Records from a collection of figures
— begin —
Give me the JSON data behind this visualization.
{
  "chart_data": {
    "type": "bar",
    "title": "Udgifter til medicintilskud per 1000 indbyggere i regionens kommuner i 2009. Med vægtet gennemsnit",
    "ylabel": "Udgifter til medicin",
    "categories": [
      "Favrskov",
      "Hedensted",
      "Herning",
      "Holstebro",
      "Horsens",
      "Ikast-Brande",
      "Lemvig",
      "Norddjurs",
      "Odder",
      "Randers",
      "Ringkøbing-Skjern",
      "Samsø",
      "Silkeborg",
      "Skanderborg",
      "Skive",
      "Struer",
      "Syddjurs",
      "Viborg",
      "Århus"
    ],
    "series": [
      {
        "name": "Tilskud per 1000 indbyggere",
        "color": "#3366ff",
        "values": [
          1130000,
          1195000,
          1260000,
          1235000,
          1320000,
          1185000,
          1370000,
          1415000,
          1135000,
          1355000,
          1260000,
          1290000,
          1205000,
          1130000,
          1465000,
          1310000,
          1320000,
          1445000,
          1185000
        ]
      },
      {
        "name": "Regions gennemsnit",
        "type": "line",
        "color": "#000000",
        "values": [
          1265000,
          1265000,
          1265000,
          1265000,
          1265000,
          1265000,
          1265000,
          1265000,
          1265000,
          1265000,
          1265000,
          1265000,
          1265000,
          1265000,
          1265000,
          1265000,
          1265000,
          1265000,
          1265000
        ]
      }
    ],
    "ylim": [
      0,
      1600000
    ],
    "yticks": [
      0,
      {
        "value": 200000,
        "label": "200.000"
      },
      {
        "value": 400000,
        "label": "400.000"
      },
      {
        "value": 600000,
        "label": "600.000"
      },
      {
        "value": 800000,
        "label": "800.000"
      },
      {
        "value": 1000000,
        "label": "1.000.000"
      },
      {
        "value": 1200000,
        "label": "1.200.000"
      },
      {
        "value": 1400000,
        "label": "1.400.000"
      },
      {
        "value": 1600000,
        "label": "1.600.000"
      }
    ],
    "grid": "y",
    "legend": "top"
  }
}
— end —
— begin —
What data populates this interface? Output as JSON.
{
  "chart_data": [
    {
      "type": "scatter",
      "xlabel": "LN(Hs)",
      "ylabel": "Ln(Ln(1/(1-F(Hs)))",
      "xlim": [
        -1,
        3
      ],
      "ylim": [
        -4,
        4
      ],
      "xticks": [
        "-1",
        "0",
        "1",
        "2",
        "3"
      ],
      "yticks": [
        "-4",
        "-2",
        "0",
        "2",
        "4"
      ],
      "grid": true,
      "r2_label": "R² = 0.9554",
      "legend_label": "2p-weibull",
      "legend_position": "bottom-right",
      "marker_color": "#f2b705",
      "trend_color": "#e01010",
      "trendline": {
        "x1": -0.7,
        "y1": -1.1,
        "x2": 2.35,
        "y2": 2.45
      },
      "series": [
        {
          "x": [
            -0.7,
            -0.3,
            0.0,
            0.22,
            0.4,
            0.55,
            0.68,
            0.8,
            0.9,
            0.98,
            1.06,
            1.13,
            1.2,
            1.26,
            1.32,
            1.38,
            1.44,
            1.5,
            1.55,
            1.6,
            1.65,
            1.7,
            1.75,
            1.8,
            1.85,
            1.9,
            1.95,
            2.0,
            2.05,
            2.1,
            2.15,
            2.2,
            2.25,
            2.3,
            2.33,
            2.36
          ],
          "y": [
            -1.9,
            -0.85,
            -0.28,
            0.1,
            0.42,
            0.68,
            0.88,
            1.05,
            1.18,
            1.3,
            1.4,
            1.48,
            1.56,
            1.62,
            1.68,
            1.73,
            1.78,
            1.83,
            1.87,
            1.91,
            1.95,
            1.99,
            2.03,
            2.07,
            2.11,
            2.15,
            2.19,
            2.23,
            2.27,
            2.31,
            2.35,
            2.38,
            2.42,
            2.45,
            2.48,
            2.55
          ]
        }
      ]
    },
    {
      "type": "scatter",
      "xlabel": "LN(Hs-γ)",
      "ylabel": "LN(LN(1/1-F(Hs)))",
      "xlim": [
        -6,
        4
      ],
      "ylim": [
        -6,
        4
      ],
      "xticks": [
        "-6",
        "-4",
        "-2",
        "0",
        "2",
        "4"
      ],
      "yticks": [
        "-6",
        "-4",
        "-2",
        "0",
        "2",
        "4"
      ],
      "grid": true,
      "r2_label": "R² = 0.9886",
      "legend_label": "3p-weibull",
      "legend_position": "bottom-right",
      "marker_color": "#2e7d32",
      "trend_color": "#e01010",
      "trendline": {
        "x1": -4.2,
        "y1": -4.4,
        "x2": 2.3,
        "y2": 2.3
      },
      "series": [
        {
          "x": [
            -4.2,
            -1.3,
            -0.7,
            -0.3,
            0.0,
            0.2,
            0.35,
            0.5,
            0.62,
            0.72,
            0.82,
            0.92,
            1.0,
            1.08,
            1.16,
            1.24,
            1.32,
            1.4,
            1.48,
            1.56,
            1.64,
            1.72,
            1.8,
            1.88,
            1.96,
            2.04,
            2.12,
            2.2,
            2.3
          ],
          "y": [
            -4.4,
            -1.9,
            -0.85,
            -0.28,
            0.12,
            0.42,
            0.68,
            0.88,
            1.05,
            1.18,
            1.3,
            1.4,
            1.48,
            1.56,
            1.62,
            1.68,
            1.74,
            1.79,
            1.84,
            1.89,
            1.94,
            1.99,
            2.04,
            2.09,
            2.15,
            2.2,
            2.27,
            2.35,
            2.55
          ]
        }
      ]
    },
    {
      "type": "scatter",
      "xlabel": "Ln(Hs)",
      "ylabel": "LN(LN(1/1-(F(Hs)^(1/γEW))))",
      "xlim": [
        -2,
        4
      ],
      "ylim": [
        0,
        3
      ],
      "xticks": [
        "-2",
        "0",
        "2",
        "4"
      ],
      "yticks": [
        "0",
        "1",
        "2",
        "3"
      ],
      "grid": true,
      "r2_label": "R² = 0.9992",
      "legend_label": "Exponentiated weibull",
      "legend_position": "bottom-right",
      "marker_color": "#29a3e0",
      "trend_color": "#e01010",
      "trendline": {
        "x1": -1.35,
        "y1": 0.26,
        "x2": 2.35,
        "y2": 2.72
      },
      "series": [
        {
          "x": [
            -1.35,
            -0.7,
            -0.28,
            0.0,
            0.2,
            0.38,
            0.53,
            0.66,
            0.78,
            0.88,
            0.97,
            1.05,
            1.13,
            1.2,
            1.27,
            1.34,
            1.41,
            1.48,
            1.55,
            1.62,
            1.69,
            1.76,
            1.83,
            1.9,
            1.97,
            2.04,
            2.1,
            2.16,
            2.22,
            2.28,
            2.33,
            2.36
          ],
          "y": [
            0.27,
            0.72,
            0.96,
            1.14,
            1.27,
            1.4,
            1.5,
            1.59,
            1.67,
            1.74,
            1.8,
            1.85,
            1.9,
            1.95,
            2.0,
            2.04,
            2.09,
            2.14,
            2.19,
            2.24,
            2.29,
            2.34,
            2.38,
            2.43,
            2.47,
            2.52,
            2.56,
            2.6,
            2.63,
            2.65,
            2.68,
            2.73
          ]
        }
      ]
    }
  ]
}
— end —
TASK TO CARRY OUT
Among the lines of the material, find those that hold the word "JSON" and copy them.

WRITTEN SOLUTION
Give me the JSON data behind this visualization.
What data populates this interface? Output as JSON.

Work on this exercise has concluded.